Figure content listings

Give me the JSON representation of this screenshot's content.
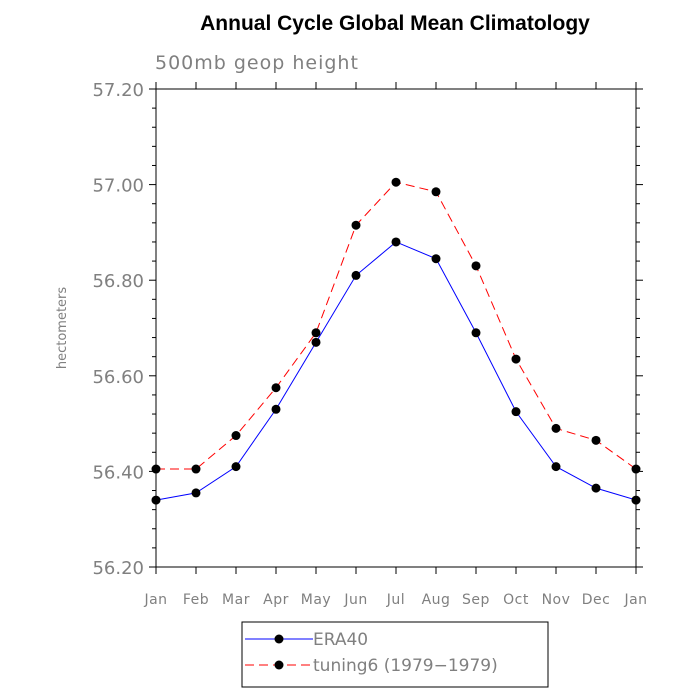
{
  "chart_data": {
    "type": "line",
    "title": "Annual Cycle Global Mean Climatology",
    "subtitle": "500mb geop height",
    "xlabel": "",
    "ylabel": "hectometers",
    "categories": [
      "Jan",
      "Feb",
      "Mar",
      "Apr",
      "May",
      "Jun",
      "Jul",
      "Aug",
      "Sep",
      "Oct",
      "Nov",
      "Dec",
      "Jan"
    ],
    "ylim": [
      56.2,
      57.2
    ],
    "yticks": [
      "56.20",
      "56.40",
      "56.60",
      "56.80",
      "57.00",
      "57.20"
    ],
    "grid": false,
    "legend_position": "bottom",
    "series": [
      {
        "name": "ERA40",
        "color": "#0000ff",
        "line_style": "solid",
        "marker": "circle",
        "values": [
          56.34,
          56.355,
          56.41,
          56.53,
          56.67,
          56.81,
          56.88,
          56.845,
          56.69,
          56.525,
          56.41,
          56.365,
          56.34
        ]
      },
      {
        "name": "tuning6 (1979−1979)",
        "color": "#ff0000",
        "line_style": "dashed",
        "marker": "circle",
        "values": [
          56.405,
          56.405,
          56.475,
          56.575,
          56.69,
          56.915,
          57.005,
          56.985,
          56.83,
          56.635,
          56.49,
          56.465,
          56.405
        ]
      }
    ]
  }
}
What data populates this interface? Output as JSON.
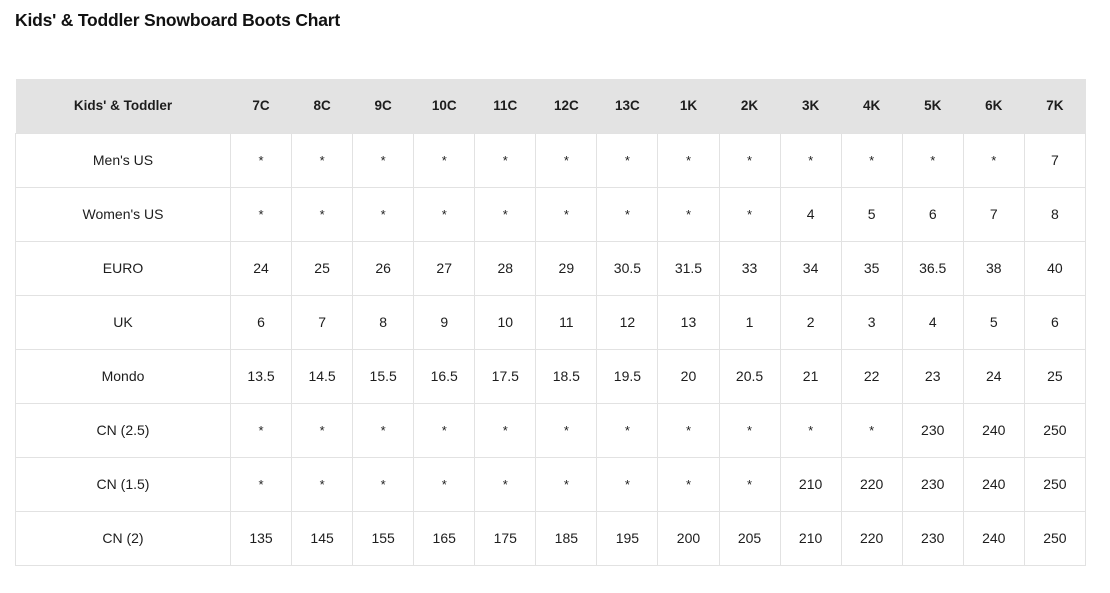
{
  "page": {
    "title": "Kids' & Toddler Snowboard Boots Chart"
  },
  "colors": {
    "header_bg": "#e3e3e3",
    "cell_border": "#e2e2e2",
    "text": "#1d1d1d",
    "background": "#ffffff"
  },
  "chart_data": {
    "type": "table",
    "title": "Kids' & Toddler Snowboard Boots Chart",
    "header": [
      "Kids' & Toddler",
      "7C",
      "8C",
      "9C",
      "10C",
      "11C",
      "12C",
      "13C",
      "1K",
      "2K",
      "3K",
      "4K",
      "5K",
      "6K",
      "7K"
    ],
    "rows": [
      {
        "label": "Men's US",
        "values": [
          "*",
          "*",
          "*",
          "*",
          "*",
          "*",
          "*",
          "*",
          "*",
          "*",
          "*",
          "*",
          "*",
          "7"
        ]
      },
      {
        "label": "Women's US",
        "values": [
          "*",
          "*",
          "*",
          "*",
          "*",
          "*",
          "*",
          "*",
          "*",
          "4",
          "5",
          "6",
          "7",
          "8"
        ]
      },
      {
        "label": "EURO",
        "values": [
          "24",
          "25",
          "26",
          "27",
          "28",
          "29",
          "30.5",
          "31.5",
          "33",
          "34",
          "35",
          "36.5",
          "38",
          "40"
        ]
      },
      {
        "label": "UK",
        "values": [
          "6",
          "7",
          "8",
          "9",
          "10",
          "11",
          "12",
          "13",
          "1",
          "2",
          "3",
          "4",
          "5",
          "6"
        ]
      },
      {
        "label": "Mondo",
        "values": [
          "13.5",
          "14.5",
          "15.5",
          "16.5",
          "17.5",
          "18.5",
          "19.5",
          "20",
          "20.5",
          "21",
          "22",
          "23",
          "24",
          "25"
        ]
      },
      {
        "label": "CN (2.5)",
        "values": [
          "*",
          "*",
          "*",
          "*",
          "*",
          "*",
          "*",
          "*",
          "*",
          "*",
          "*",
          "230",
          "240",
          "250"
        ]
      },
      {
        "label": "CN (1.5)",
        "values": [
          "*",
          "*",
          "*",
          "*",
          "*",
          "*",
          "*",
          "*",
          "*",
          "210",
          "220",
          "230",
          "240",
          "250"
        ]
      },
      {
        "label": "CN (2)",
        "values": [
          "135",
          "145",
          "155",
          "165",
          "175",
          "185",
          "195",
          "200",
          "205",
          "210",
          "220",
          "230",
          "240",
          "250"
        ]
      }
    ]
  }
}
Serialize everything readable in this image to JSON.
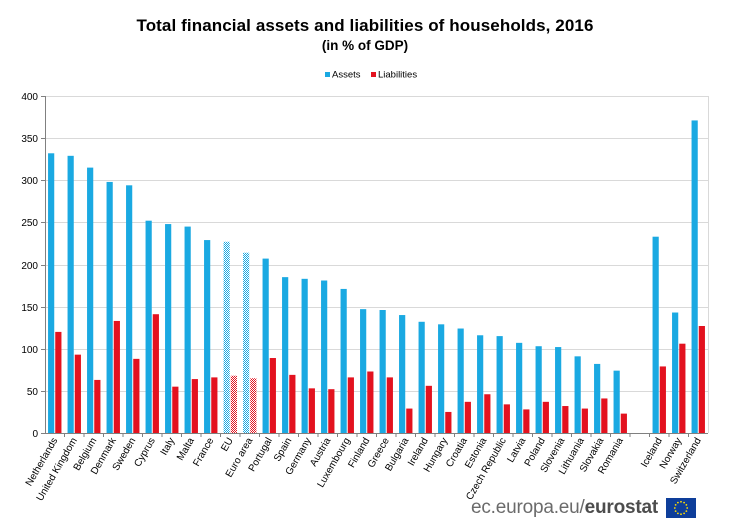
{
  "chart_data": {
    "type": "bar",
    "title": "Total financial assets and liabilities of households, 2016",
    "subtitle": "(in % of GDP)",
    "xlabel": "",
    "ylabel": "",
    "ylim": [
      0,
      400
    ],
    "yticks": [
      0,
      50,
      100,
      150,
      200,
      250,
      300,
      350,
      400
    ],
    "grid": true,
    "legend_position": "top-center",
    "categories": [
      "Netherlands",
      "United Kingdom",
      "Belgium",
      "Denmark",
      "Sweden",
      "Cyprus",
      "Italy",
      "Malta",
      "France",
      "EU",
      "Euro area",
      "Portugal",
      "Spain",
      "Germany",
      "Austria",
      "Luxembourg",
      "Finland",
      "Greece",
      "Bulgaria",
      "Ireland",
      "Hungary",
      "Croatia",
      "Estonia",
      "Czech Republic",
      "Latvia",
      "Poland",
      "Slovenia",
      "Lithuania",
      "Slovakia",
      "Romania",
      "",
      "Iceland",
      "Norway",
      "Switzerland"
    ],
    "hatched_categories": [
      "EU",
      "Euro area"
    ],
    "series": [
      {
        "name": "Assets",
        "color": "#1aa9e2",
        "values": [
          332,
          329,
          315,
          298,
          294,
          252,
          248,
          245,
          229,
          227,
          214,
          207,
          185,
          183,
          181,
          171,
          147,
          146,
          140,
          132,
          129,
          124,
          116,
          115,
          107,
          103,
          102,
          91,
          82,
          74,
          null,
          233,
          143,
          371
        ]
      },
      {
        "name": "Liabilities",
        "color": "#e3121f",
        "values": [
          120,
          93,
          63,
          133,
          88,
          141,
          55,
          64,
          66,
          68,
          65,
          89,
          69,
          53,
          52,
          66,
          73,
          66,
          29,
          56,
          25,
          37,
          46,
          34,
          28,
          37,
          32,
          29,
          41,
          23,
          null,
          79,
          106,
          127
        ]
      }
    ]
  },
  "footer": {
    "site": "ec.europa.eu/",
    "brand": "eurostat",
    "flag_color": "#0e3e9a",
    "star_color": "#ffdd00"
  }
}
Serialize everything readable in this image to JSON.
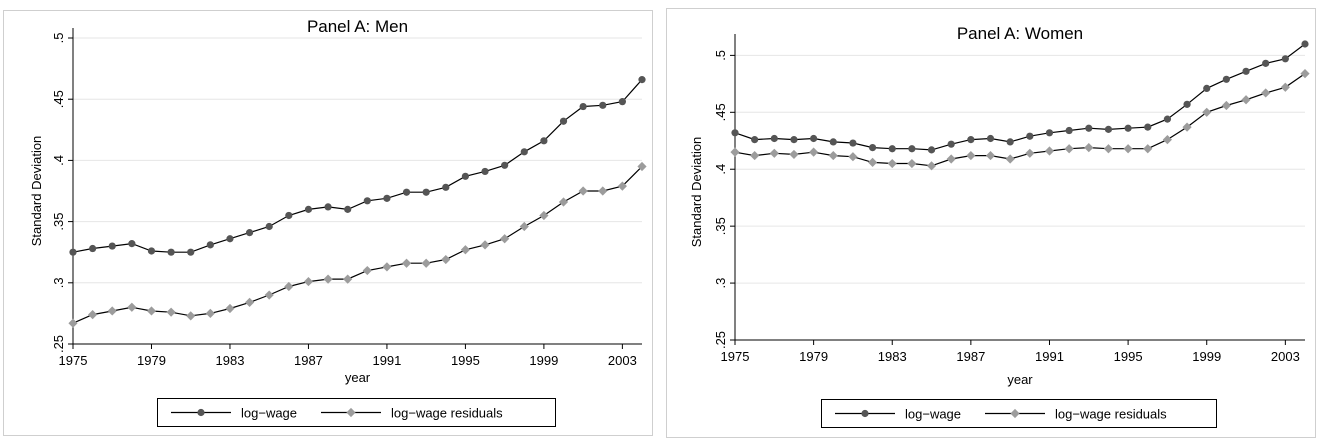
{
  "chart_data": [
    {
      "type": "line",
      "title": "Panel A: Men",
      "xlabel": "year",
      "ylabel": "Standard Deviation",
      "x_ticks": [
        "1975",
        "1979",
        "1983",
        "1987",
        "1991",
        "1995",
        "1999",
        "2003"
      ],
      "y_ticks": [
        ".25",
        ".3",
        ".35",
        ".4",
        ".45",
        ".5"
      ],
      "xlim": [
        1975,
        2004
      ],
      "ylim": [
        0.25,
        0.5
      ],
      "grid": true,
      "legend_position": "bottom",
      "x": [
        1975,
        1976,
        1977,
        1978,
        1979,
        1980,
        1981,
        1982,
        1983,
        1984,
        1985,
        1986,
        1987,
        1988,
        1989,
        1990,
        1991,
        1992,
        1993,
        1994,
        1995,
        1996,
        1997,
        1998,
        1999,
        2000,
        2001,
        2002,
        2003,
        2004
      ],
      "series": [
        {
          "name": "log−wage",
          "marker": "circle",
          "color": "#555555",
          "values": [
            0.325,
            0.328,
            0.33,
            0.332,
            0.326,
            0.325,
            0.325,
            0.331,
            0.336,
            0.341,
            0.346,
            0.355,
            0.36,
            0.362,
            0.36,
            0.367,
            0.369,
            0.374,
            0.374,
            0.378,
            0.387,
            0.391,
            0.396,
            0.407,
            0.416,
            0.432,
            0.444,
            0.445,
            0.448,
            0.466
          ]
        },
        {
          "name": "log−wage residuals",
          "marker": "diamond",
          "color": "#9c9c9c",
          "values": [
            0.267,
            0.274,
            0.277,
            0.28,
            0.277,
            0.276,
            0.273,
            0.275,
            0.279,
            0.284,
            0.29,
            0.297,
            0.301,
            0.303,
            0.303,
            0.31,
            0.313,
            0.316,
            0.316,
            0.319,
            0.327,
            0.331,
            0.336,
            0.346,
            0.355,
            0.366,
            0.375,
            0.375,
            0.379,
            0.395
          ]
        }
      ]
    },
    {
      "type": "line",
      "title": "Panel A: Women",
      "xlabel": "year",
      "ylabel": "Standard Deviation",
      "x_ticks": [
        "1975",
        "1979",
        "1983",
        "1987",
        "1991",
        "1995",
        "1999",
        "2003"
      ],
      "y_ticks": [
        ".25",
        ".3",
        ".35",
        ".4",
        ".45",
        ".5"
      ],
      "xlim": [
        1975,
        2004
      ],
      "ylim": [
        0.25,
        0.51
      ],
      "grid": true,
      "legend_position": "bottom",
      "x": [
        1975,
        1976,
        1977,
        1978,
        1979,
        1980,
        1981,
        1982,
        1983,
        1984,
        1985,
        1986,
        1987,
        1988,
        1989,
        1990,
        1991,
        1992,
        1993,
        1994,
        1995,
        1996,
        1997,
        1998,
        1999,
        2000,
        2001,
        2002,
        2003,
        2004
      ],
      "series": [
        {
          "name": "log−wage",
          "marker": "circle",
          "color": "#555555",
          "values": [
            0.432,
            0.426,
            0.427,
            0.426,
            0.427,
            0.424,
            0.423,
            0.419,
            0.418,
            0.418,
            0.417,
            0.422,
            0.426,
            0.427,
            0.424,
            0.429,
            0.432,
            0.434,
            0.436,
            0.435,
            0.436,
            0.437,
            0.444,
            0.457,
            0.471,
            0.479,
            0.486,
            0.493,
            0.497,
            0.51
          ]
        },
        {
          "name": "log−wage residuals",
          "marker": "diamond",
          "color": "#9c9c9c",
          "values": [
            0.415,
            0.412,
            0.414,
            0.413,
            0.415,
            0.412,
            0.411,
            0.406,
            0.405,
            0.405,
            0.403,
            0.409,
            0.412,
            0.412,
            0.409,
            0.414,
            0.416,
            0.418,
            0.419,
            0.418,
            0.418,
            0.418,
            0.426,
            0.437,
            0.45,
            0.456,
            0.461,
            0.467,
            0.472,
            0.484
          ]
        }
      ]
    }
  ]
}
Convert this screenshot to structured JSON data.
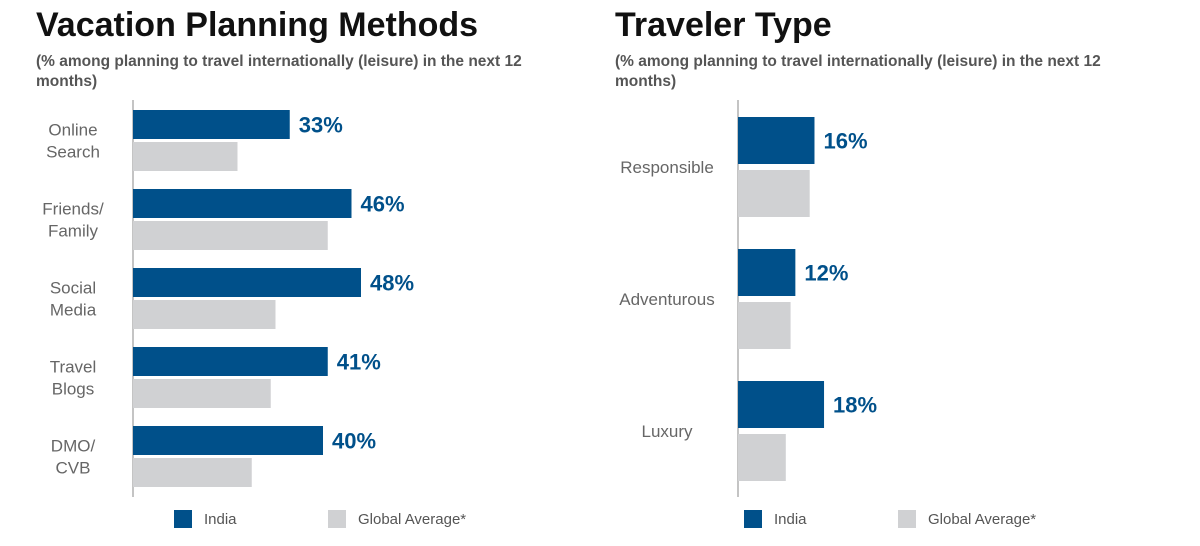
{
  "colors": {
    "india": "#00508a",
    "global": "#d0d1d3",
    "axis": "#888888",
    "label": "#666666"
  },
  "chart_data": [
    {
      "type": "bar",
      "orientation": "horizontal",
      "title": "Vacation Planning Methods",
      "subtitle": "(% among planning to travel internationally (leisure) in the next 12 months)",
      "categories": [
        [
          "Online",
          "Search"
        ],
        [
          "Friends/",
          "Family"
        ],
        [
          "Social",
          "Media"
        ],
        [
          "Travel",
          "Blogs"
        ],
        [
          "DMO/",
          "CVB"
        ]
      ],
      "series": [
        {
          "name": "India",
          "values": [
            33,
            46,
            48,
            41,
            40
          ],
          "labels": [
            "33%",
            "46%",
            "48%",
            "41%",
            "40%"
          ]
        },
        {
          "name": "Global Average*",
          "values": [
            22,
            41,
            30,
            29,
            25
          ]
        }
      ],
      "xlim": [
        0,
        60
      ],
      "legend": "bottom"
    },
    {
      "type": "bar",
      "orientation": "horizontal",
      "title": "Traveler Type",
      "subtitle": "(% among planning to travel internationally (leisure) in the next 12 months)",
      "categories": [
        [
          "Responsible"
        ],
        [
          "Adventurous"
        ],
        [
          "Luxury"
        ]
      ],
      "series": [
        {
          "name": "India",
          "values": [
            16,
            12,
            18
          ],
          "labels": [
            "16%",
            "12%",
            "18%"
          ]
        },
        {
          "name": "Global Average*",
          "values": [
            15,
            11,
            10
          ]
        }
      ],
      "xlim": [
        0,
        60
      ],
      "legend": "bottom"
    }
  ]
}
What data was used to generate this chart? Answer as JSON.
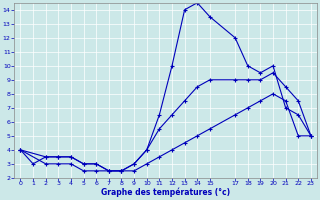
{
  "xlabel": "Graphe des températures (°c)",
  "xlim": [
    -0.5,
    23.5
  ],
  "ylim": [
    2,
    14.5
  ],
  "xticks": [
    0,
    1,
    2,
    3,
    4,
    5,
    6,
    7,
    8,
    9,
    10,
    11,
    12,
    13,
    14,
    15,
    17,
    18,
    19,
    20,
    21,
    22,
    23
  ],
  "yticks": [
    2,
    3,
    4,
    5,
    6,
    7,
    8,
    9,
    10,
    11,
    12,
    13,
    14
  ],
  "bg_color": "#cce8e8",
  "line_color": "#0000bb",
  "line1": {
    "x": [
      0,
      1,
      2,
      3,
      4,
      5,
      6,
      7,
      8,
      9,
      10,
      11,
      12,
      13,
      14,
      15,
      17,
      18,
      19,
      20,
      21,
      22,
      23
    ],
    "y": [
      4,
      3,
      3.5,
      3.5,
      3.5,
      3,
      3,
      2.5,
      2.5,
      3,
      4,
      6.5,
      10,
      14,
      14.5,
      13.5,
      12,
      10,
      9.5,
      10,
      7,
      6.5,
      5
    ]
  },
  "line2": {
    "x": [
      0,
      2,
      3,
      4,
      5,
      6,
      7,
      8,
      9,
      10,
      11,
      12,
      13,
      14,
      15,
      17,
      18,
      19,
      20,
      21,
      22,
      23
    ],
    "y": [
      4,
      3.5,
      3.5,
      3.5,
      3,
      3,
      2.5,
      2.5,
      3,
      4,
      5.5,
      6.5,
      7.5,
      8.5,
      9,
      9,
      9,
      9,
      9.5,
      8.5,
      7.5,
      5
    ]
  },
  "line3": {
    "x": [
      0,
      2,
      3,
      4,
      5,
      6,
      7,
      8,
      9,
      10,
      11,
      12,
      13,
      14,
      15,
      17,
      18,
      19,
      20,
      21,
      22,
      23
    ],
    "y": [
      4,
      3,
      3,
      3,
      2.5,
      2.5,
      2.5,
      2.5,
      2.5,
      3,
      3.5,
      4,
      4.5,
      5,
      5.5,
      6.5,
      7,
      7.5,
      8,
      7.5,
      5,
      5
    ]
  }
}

__BRIEF__. Determine the number of lines in the records that include the string "Panel", and respond with that number only.

__TASK ANSWER__. 2